Passage extrait —
■ ■ ■ ■ ■

Le sommet Chine-UE prévu ce jeudi à Pékin, à l’occasion des cinquante ans des relations diplomatiques entre les deux blocs, devrait accoucher d’une souris, en dépit des intérêts objectifs manifestes des deux puissances à collaborer. Tentative d’explication.

Dessin de Philippe Vilandrau pour BLOCS - 👉 Instagram ; Blog

ATTENTES AU PLUS BAS □ À quelques encablures d’un sommet Chine-Union européenne marquant les cinquante ans de la relation diplomatique entre les deux espaces, les attentes des observateurs sont au plus bas.

« Une bonne conversation, un bon échange, au plus haut niveau, sur tous les sujets qui intéressent et préoccupent, serait déjà un bon résultat », prévenait ainsi en fin de semaine dernière un fonctionnaire européen.

Initialement prévu à Bruxelles sur deux jours, le sommet a été relocalisé à Pékin et réduit à une journée, sur demande de la partie chinoise. Autre signe du faible intérêt accordé par la Chine : son leader, Xi Jinping, ne participera aux discussions que le matin.

L’essentiel du sommet consistera ainsi en une entrevue centrée sur les enjeux commerciaux entre la présidente de la Commission européenne, Ursula von der Leyen, le président du Conseil européen, António Costa, et le Premier ministre chinois, Li Quiang. Sans résultat concret à attendre, donc.

LIENS ÉTROITS □ La faible ambition de ce sommet est d’autant plus difficile à comprendre que les deux blocs semblent avoir tout intérêt à communiquer.

À elles deux, l’UE et la Chine pèsent en effet pour 30% du commerce mondial de biens et de services, et 34,4% du PIB planétaire. L’Union est par ailleurs le premier partenaire commercial de la Chine, et la superpuissance asiatique le troisième de l’Europe.

À ces liens économiques étroits s’ajoute un contexte a priori propice au dialogue : la guerre commerciale mondiale lancée par les États-Unis de Donald Trump, à l’origine de droits de douane sans précédents et d’une incertitude épaisse quant à l’accès au marché américain.

■ ■ ■ ■ ■

[Lignes de données]

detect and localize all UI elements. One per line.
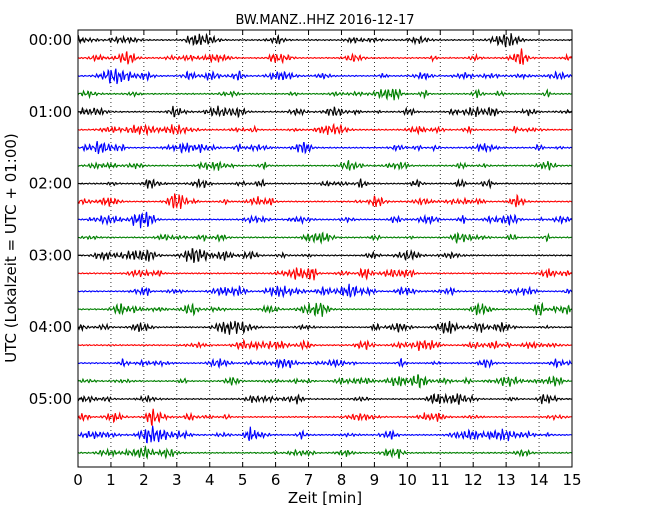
- x-axis: 0 1 2 3 4 5 6 7 8 9 10 11 12 13 14 15: [73, 30, 582, 489]
- grid: [110, 30, 540, 467]
- x-tick-label: 1: [106, 471, 116, 489]
- seismogram-trace: [77, 122, 573, 137]
- y-tick-label: 01:00: [29, 103, 72, 121]
- x-tick-label: 12: [464, 471, 483, 489]
- x-tick-label: 7: [304, 471, 314, 489]
- seismogram-trace: [77, 211, 573, 229]
- seismogram-trace: [77, 178, 573, 190]
- seismogram-trace: [77, 392, 573, 405]
- seismogram-trace: [77, 374, 573, 389]
- x-tick-label: 3: [172, 471, 182, 489]
- x-tick-label: 5: [238, 471, 248, 489]
- seismogram-trace: [77, 425, 573, 444]
- seismogram-trace: [77, 320, 573, 335]
- seismogram-trace: [77, 140, 573, 155]
- x-tick-label: 15: [562, 471, 581, 489]
- seismogram-trace: [77, 283, 573, 299]
- x-tick-label: 13: [497, 471, 516, 489]
- x-tick-label: 4: [205, 471, 215, 489]
- seismogram-trace: [77, 444, 573, 460]
- x-tick-label: 8: [337, 471, 347, 489]
- x-tick-label: 10: [398, 471, 417, 489]
- x-axis-label: Zeit [min]: [288, 489, 362, 507]
- x-tick-label: 0: [73, 471, 83, 489]
- y-tick-label: 00:00: [29, 31, 72, 49]
- seismogram-trace: [77, 68, 573, 85]
- x-tick-label: 14: [530, 471, 549, 489]
- seismogram-trace: [77, 267, 573, 281]
- y-tick-label: 04:00: [29, 318, 72, 336]
- y-tick-label: 05:00: [29, 390, 72, 408]
- seismogram-trace: [77, 231, 573, 245]
- seismogram-trace: [77, 338, 573, 352]
- seismogram-trace: [77, 357, 573, 369]
- seismogram-trace: [77, 48, 573, 65]
- seismogram-trace: [77, 248, 573, 263]
- x-tick-label: 6: [271, 471, 281, 489]
- seismogram-trace: [77, 32, 573, 48]
- y-tick-label: 02:00: [29, 175, 72, 193]
- seismogram-trace: [77, 105, 573, 119]
- chart-title: BW.MANZ..HHZ 2016-12-17: [235, 13, 414, 28]
- x-tick-label: 11: [431, 471, 450, 489]
- y-tick-label: 03:00: [29, 246, 72, 264]
- seismogram-trace: [77, 408, 572, 427]
- seismogram-trace: [77, 160, 573, 172]
- seismogram-trace: [77, 193, 573, 210]
- seismogram-traces: [77, 32, 573, 460]
- x-tick-label: 9: [370, 471, 380, 489]
- seismogram-trace: [77, 88, 573, 101]
- plot-frame: [77, 29, 573, 468]
- y-axis: 00:00 01:00 02:00 03:00 04:00 05:00: [29, 31, 572, 408]
- x-tick-label: 2: [139, 471, 149, 489]
- y-axis-label: UTC (Lokalzeit = UTC + 01:00): [2, 133, 20, 363]
- seismogram-trace: [77, 301, 573, 318]
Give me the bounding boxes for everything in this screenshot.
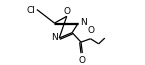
Text: N: N xyxy=(80,18,87,27)
Text: N: N xyxy=(51,33,58,42)
Text: O: O xyxy=(78,56,85,65)
Text: Cl: Cl xyxy=(27,6,36,15)
Text: O: O xyxy=(63,7,70,16)
Text: O: O xyxy=(87,26,94,35)
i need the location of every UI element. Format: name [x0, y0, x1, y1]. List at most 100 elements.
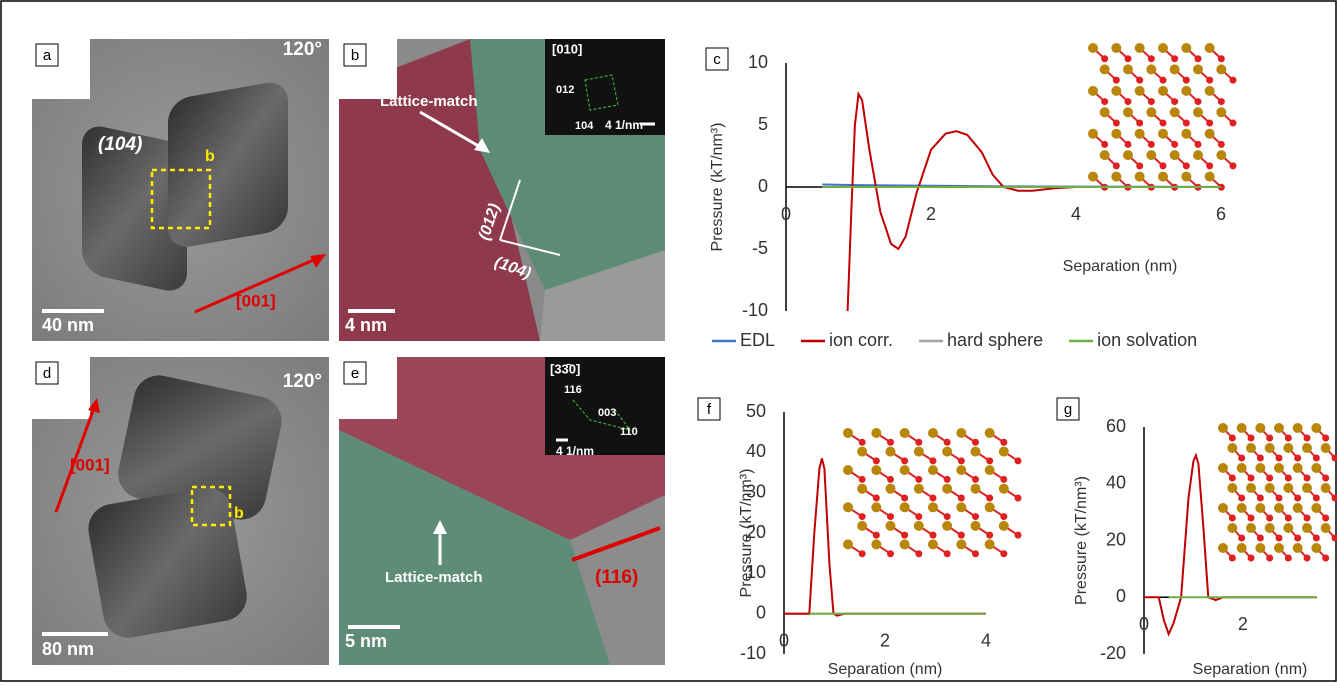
atom: [1294, 455, 1301, 462]
atom: [1304, 435, 1311, 442]
atom: [1274, 503, 1284, 513]
x-axis-title: Separation (nm): [1193, 661, 1308, 678]
y-tick-label: 40: [1106, 473, 1126, 493]
atom: [1195, 55, 1202, 62]
atom: [1123, 150, 1133, 160]
atom: [1302, 443, 1312, 453]
atom: [1193, 64, 1203, 74]
atom: [914, 447, 924, 457]
atom: [1266, 515, 1273, 522]
atom: [971, 484, 981, 494]
y-axis-title: Pressure (kT/nm³): [1073, 476, 1090, 605]
atom: [1148, 141, 1155, 148]
atom: [1181, 86, 1191, 96]
x-tick-label: 2: [926, 204, 936, 224]
atom: [1135, 129, 1145, 139]
atom: [1227, 483, 1237, 493]
atom: [956, 428, 966, 438]
atom: [859, 550, 866, 557]
atom: [871, 502, 881, 512]
atom: [986, 457, 993, 464]
x-tick-label: 6: [1216, 204, 1226, 224]
atom: [1276, 535, 1283, 542]
y-axis-title: Pressure (kT/nm³): [709, 123, 726, 252]
atom: [1000, 439, 1007, 446]
atom: [1276, 495, 1283, 502]
atom: [1146, 150, 1156, 160]
atom: [1015, 495, 1022, 502]
atom: [873, 532, 880, 539]
atom: [1293, 503, 1303, 513]
atom: [1265, 523, 1275, 533]
atom: [1237, 423, 1247, 433]
box-label: b: [205, 148, 215, 165]
atom: [1136, 77, 1143, 84]
atom: [1100, 107, 1110, 117]
atom: [1246, 443, 1256, 453]
atom: [928, 502, 938, 512]
x-tick-label: 4: [981, 630, 991, 650]
atom: [1218, 141, 1225, 148]
atom: [1237, 463, 1247, 473]
atom: [985, 465, 995, 475]
atom: [1227, 443, 1237, 453]
atom: [928, 465, 938, 475]
atom: [1000, 513, 1007, 520]
y-tick-label: 20: [1106, 529, 1126, 549]
spot: 003: [598, 407, 616, 419]
atom: [1206, 162, 1213, 169]
atom: [857, 447, 867, 457]
y-tick-label: -10: [742, 300, 768, 320]
atom: [914, 521, 924, 531]
atom: [1265, 443, 1275, 453]
atom: [1088, 172, 1098, 182]
atom: [1218, 503, 1228, 513]
panel-b: b Lattice-match [010] 012 104 4 1/nm (01…: [339, 39, 665, 341]
atom: [1216, 107, 1226, 117]
atom: [843, 428, 853, 438]
atom: [1248, 435, 1255, 442]
atom: [1158, 129, 1168, 139]
y-tick-label: -10: [740, 643, 766, 663]
atom: [1160, 120, 1167, 127]
atom: [958, 532, 965, 539]
y-tick-label: 0: [756, 602, 766, 622]
atom: [1311, 463, 1321, 473]
atom: [887, 476, 894, 483]
atom: [972, 513, 979, 520]
atom: [1255, 463, 1265, 473]
atom: [1195, 141, 1202, 148]
atom: [871, 539, 881, 549]
atom: [1285, 515, 1292, 522]
atom: [1183, 120, 1190, 127]
atom: [1311, 503, 1321, 513]
x-tick-label: 2: [1238, 614, 1248, 634]
atom: [859, 513, 866, 520]
atom: [1088, 43, 1098, 53]
panel-d: d 120° [001] b 80 nm: [32, 357, 329, 665]
panel-label: g: [1064, 401, 1072, 418]
atom: [1088, 129, 1098, 139]
y-tick-label: 0: [1116, 586, 1126, 606]
atom: [1216, 64, 1226, 74]
atom: [886, 521, 896, 531]
zone-axis: [33̄0]: [550, 361, 580, 376]
atom: [1311, 543, 1321, 553]
atom: [1160, 162, 1167, 169]
legend-label: ion solvation: [1097, 330, 1197, 350]
atom: [1113, 77, 1120, 84]
atom: [901, 457, 908, 464]
atom: [843, 502, 853, 512]
atom: [1135, 43, 1145, 53]
atom: [930, 457, 937, 464]
atom: [900, 539, 910, 549]
atom: [985, 539, 995, 549]
atom: [886, 484, 896, 494]
panel-label: d: [43, 365, 51, 382]
atom: [1148, 98, 1155, 105]
direction: [001]: [236, 291, 276, 310]
atom: [985, 502, 995, 512]
atom: [859, 439, 866, 446]
atom: [1170, 107, 1180, 117]
atom: [1321, 523, 1331, 533]
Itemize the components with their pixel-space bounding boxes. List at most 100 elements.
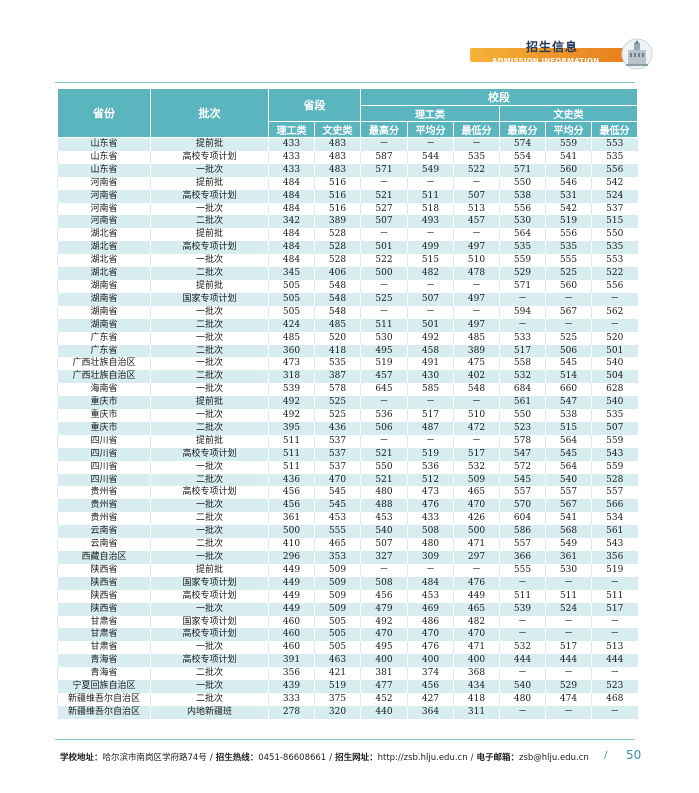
batch-cell: 一批次 bbox=[150, 331, 269, 345]
prov-arts-cell: 578 bbox=[314, 383, 361, 397]
sci-avg-cell: 508 bbox=[407, 525, 454, 539]
prov-sci-cell: 456 bbox=[268, 499, 315, 513]
prov-arts-cell: 537 bbox=[314, 434, 361, 448]
arts-avg-cell: 545 bbox=[545, 447, 592, 461]
website-link[interactable]: http://zsb.hlju.edu.cn bbox=[377, 753, 468, 763]
province-cell: 西藏自治区 bbox=[57, 551, 151, 564]
batch-cell: 二批次 bbox=[150, 215, 269, 229]
table-row: 四川省 高校专项计划 511 537 521 519 517 547 545 543 bbox=[57, 447, 638, 461]
sci-avg-cell: 364 bbox=[407, 705, 454, 719]
sci-avg-cell: 476 bbox=[407, 641, 454, 655]
arts-avg-cell: － bbox=[545, 318, 592, 332]
arts-avg-cell: 555 bbox=[545, 254, 592, 268]
sci-avg-cell: 512 bbox=[407, 473, 454, 487]
col-sci-min: 最低分 bbox=[453, 121, 500, 138]
arts-max-cell: 533 bbox=[499, 331, 546, 345]
arts-min-cell: － bbox=[590, 292, 638, 306]
province-cell: 湖北省 bbox=[57, 228, 151, 242]
sci-min-cell: 510 bbox=[453, 254, 500, 268]
arts-min-cell: 534 bbox=[590, 512, 638, 526]
sci-avg-cell: 480 bbox=[407, 538, 454, 551]
arts-max-cell: 604 bbox=[499, 512, 546, 526]
email-link[interactable]: zsb@hlju.edu.cn bbox=[519, 753, 589, 763]
sci-min-cell: 497 bbox=[453, 241, 500, 255]
sci-min-cell: 507 bbox=[453, 189, 500, 203]
sci-avg-cell: 499 bbox=[407, 241, 454, 255]
arts-max-cell: 550 bbox=[499, 409, 546, 422]
arts-avg-cell: 568 bbox=[545, 525, 592, 539]
arts-max-cell: 557 bbox=[499, 486, 546, 500]
arts-min-cell: － bbox=[590, 615, 638, 629]
arts-min-cell: 566 bbox=[590, 499, 638, 513]
province-cell: 广东省 bbox=[57, 344, 151, 358]
arts-max-cell: 574 bbox=[499, 137, 546, 151]
sci-min-cell: 548 bbox=[453, 383, 500, 397]
prov-sci-cell: 505 bbox=[268, 305, 315, 319]
batch-cell: 二批次 bbox=[150, 421, 269, 435]
table-row: 湖南省 二批次 424 485 511 501 497 －－－ bbox=[57, 318, 638, 332]
prov-arts-cell: 418 bbox=[314, 344, 361, 358]
prov-sci-cell: 278 bbox=[268, 705, 315, 719]
table-row: 河南省 二批次 342 389 507 493 457 530 519 515 bbox=[57, 215, 638, 229]
sci-min-cell: 497 bbox=[453, 318, 500, 332]
sci-min-cell: 500 bbox=[453, 525, 500, 539]
prov-sci-cell: 511 bbox=[268, 434, 315, 448]
arts-min-cell: － bbox=[590, 576, 638, 590]
arts-max-cell: 555 bbox=[499, 563, 546, 577]
batch-cell: 一批次 bbox=[150, 357, 269, 371]
prov-arts-cell: 509 bbox=[314, 576, 361, 590]
sci-max-cell: 457 bbox=[360, 370, 408, 384]
sci-min-cell: 471 bbox=[453, 641, 500, 655]
sci-min-cell: － bbox=[453, 305, 500, 319]
arts-min-cell: － bbox=[590, 628, 638, 642]
table-row: 云南省 一批次 500 555 540 508 500 586 568 561 bbox=[57, 525, 638, 539]
prov-sci-cell: 539 bbox=[268, 383, 315, 397]
batch-cell: 高校专项计划 bbox=[150, 241, 269, 255]
batch-cell: 二批次 bbox=[150, 344, 269, 358]
province-cell: 青海省 bbox=[57, 654, 151, 668]
prov-arts-cell: 525 bbox=[314, 409, 361, 422]
province-cell: 陕西省 bbox=[57, 563, 151, 577]
sci-max-cell: 508 bbox=[360, 576, 408, 590]
arts-max-cell: 511 bbox=[499, 589, 546, 603]
batch-cell: 提前批 bbox=[150, 434, 269, 448]
prov-arts-cell: 535 bbox=[314, 357, 361, 371]
sci-max-cell: － bbox=[360, 434, 408, 448]
table-row: 新疆维吾尔自治区 二批次 333 375 452 427 418 480 474 468 bbox=[57, 692, 638, 706]
prov-arts-cell: 516 bbox=[314, 176, 361, 190]
batch-cell: 提前批 bbox=[150, 279, 269, 293]
prov-arts-cell: 548 bbox=[314, 305, 361, 319]
arts-min-cell: 356 bbox=[590, 551, 638, 564]
table-row: 新疆维吾尔自治区 内地新疆班 278 320 440 364 311 －－－ bbox=[57, 705, 638, 719]
arts-min-cell: 559 bbox=[590, 460, 638, 474]
sci-max-cell: 506 bbox=[360, 421, 408, 435]
sci-max-cell: 645 bbox=[360, 383, 408, 397]
sci-max-cell: 511 bbox=[360, 318, 408, 332]
arts-max-cell: 554 bbox=[499, 150, 546, 164]
sci-min-cell: 434 bbox=[453, 680, 500, 693]
arts-avg-cell: 506 bbox=[545, 344, 592, 358]
arts-avg-cell: 474 bbox=[545, 692, 592, 706]
sci-avg-cell: 456 bbox=[407, 680, 454, 693]
arts-avg-cell: 511 bbox=[545, 589, 592, 603]
sci-avg-cell: 400 bbox=[407, 654, 454, 668]
arts-max-cell: － bbox=[499, 667, 546, 681]
batch-cell: 高校专项计划 bbox=[150, 447, 269, 461]
sci-max-cell: 507 bbox=[360, 538, 408, 551]
table-row: 河南省 提前批 484 516 －－－ 550 546 542 bbox=[57, 176, 638, 190]
table-row: 陕西省 国家专项计划 449 509 508 484 476 －－－ bbox=[57, 576, 638, 590]
arts-max-cell: － bbox=[499, 615, 546, 629]
province-cell: 陕西省 bbox=[57, 576, 151, 590]
table-row: 贵州省 高校专项计划 456 545 480 473 465 557 557 557 bbox=[57, 486, 638, 500]
prov-arts-cell: 483 bbox=[314, 150, 361, 164]
table-row: 甘肃省 国家专项计划 460 505 492 486 482 －－－ bbox=[57, 615, 638, 629]
sci-max-cell: 381 bbox=[360, 667, 408, 681]
prov-sci-cell: 449 bbox=[268, 576, 315, 590]
sci-max-cell: － bbox=[360, 137, 408, 151]
sci-min-cell: 297 bbox=[453, 551, 500, 564]
arts-min-cell: 522 bbox=[590, 267, 638, 280]
arts-avg-cell: 538 bbox=[545, 409, 592, 422]
batch-cell: 提前批 bbox=[150, 563, 269, 577]
province-cell: 贵州省 bbox=[57, 512, 151, 526]
arts-max-cell: － bbox=[499, 705, 546, 719]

■ ■ ■ ■ ■

Exercices —
a) Recopiez intégralement le texte sur le sommet Chine-UE, sans la moindre modification.
b) Reproduisez à l'identique une portion des entrées : commencez à la ligne qui contient « atom: [1294, 455, 1301, 462] » et arrêtez-vous après celle qui contient « atom: [971, 484, 981, 494] ».

Réponses par exercice —
a)
Le sommet Chine-UE prévu ce jeudi à Pékin, à l’occasion des cinquante ans des relations diplomatiques entre les deux blocs, devrait accoucher d’une souris, en dépit des intérêts objectifs manifestes des deux puissances à collaborer. Tentative d’explication.

Dessin de Philippe Vilandrau pour BLOCS - 👉 Instagram ; Blog

ATTENTES AU PLUS BAS □ À quelques encablures d’un sommet Chine-Union européenne marquant les cinquante ans de la relation diplomatique entre les deux espaces, les attentes des observateurs sont au plus bas.

« Une bonne conversation, un bon échange, au plus haut niveau, sur tous les sujets qui intéressent et préoccupent, serait déjà un bon résultat », prévenait ainsi en fin de semaine dernière un fonctionnaire européen.

Initialement prévu à Bruxelles sur deux jours, le sommet a été relocalisé à Pékin et réduit à une journée, sur demande de la partie chinoise. Autre signe du faible intérêt accordé par la Chine : son leader, Xi Jinping, ne participera aux discussions que le matin.

L’essentiel du sommet consistera ainsi en une entrevue centrée sur les enjeux commerciaux entre la présidente de la Commission européenne, Ursula von der Leyen, le président du Conseil européen, António Costa, et le Premier ministre chinois, Li Quiang. Sans résultat concret à attendre, donc.

LIENS ÉTROITS □ La faible ambition de ce sommet est d’autant plus difficile à comprendre que les deux blocs semblent avoir tout intérêt à communiquer.

À elles deux, l’UE et la Chine pèsent en effet pour 30% du commerce mondial de biens et de services, et 34,4% du PIB planétaire. L’Union est par ailleurs le premier partenaire commercial de la Chine, et la superpuissance asiatique le troisième de l’Europe.

À ces liens économiques étroits s’ajoute un contexte a priori propice au dialogue : la guerre commerciale mondiale lancée par les États-Unis de Donald Trump, à l’origine de droits de douane sans précédents et d’une incertitude épaisse quant à l’accès au marché américain.

b)
atom: [1294, 455, 1301, 462]
atom: [1304, 435, 1311, 442]
atom: [1274, 503, 1284, 513]
x-axis-title: Separation (nm): [1193, 661, 1308, 678]
y-tick-label: 40: [1106, 473, 1126, 493]
atom: [1195, 55, 1202, 62]
atom: [1123, 150, 1133, 160]
atom: [1302, 443, 1312, 453]
atom: [1193, 64, 1203, 74]
atom: [914, 447, 924, 457]
atom: [1266, 515, 1273, 522]
atom: [971, 484, 981, 494]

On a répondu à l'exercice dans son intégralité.